>> begin

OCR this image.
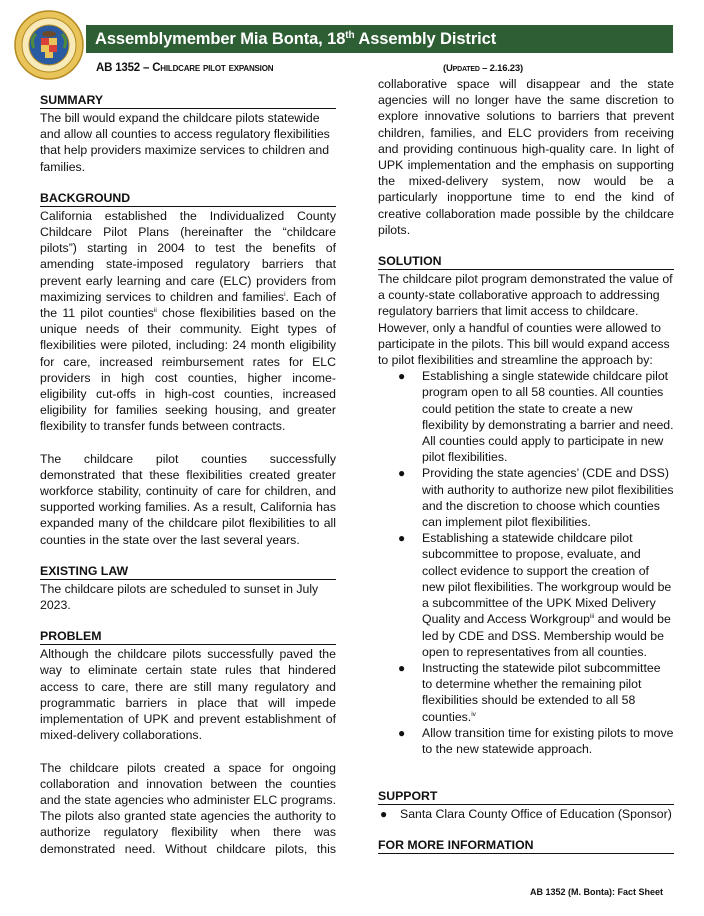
Assemblymember Mia Bonta, 18th Assembly District
AB 1352 – Childcare pilot expansion	(Updated – 2.16.23)
SUMMARY

The bill would expand the childcare pilots statewide and allow all counties to access regulatory flexibilities that help providers maximize services to children and families.

BACKGROUND

California established the Individualized County Childcare Pilot Plans (hereinafter the “childcare pilots”) starting in 2004 to test the benefits of amending state-imposed regulatory barriers that prevent early learning and care (ELC) providers from maximizing services to children and families$^i$. Each of the 11 pilot counties$^{ii}$ chose flexibilities based on the unique needs of their community. Eight types of flexibilities were piloted, including: 24 month eligibility for care, increased reimbursement rates for ELC providers in high cost counties, higher income-eligibility cut-offs in high-cost counties, increased eligibility for families seeking housing, and greater flexibility to transfer funds between contracts.

The childcare pilot counties successfully demonstrated that these flexibilities created greater workforce stability, continuity of care for children, and supported working families. As a result, California has expanded many of the childcare pilot flexibilities to all counties in the state over the last several years.

EXISTING LAW

The childcare pilots are scheduled to sunset in July 2023.

PROBLEM

Although the childcare pilots successfully paved the way to eliminate certain state rules that hindered access to care, there are still many regulatory and programmatic barriers in place that will impede implementation of UPK and prevent establishment of mixed-delivery collaborations.

The childcare pilots created a space for ongoing collaboration and innovation between the counties and the state agencies who administer ELC programs. The pilots also granted state agencies the authority to authorize regulatory flexibility when there was demonstrated need. Without childcare pilots, this

collaborative space will disappear and the state agencies will no longer have the same discretion to explore innovative solutions to barriers that prevent children, families, and ELC providers from receiving and providing continuous high-quality care. In light of UPK implementation and the emphasis on supporting the mixed-delivery system, now would be a particularly inopportune time to end the kind of creative collaboration made possible by the childcare pilots.

SOLUTION

The childcare pilot program demonstrated the value of a county-state collaborative approach to addressing regulatory barriers that limit access to childcare. However, only a handful of counties were allowed to participate in the pilots. This bill would expand access to pilot flexibilities and streamline the approach by:

● Establishing a single statewide childcare pilot program open to all 58 counties. All counties could petition the state to create a new flexibility by demonstrating a barrier and need. All counties could apply to participate in new pilot flexibilities.
● Providing the state agencies’ (CDE and DSS) with authority to authorize new pilot flexibilities and the discretion to choose which counties can implement pilot flexibilities.
● Establishing a statewide childcare pilot subcommittee to propose, evaluate, and collect evidence to support the creation of new pilot flexibilities. The workgroup would be a subcommittee of the UPK Mixed Delivery Quality and Access Workgroup$^{iii}$ and would be led by CDE and DSS. Membership would be open to representatives from all counties.
● Instructing the statewide pilot subcommittee to determine whether the remaining pilot flexibilities should be extended to all 58 counties.$^{iv}$
● Allow transition time for existing pilots to move to the new statewide approach.
SUPPORT
● Santa Clara County Office of Education (Sponsor)
FOR MORE INFORMATION
AB 1352 (M. Bonta): Fact Sheet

>> end

Reproduce the entries above without change, omitting all pictures.

Answer to the exercise:
OCR this image.
Assemblymember Mia Bonta, 18th Assembly District
AB 1352 – Childcare pilot expansion	(Updated – 2.16.23)
SUMMARY

The bill would expand the childcare pilots statewide and allow all counties to access regulatory flexibilities that help providers maximize services to children and families.

BACKGROUND

California established the Individualized County Childcare Pilot Plans (hereinafter the “childcare pilots”) starting in 2004 to test the benefits of amending state-imposed regulatory barriers that prevent early learning and care (ELC) providers from maximizing services to children and families$^i$. Each of the 11 pilot counties$^{ii}$ chose flexibilities based on the unique needs of their community. Eight types of flexibilities were piloted, including: 24 month eligibility for care, increased reimbursement rates for ELC providers in high cost counties, higher income-eligibility cut-offs in high-cost counties, increased eligibility for families seeking housing, and greater flexibility to transfer funds between contracts.

The childcare pilot counties successfully demonstrated that these flexibilities created greater workforce stability, continuity of care for children, and supported working families. As a result, California has expanded many of the childcare pilot flexibilities to all counties in the state over the last several years.

EXISTING LAW

The childcare pilots are scheduled to sunset in July 2023.

PROBLEM

Although the childcare pilots successfully paved the way to eliminate certain state rules that hindered access to care, there are still many regulatory and programmatic barriers in place that will impede implementation of UPK and prevent establishment of mixed-delivery collaborations.

The childcare pilots created a space for ongoing collaboration and innovation between the counties and the state agencies who administer ELC programs. The pilots also granted state agencies the authority to authorize regulatory flexibility when there was demonstrated need. Without childcare pilots, this

collaborative space will disappear and the state agencies will no longer have the same discretion to explore innovative solutions to barriers that prevent children, families, and ELC providers from receiving and providing continuous high-quality care. In light of UPK implementation and the emphasis on supporting the mixed-delivery system, now would be a particularly inopportune time to end the kind of creative collaboration made possible by the childcare pilots.

SOLUTION

The childcare pilot program demonstrated the value of a county-state collaborative approach to addressing regulatory barriers that limit access to childcare. However, only a handful of counties were allowed to participate in the pilots. This bill would expand access to pilot flexibilities and streamline the approach by:

● Establishing a single statewide childcare pilot program open to all 58 counties. All counties could petition the state to create a new flexibility by demonstrating a barrier and need. All counties could apply to participate in new pilot flexibilities.
● Providing the state agencies’ (CDE and DSS) with authority to authorize new pilot flexibilities and the discretion to choose which counties can implement pilot flexibilities.
● Establishing a statewide childcare pilot subcommittee to propose, evaluate, and collect evidence to support the creation of new pilot flexibilities. The workgroup would be a subcommittee of the UPK Mixed Delivery Quality and Access Workgroup$^{iii}$ and would be led by CDE and DSS. Membership would be open to representatives from all counties.
● Instructing the statewide pilot subcommittee to determine whether the remaining pilot flexibilities should be extended to all 58 counties.$^{iv}$
● Allow transition time for existing pilots to move to the new statewide approach.
SUPPORT
● Santa Clara County Office of Education (Sponsor)
FOR MORE INFORMATION
AB 1352 (M. Bonta): Fact Sheet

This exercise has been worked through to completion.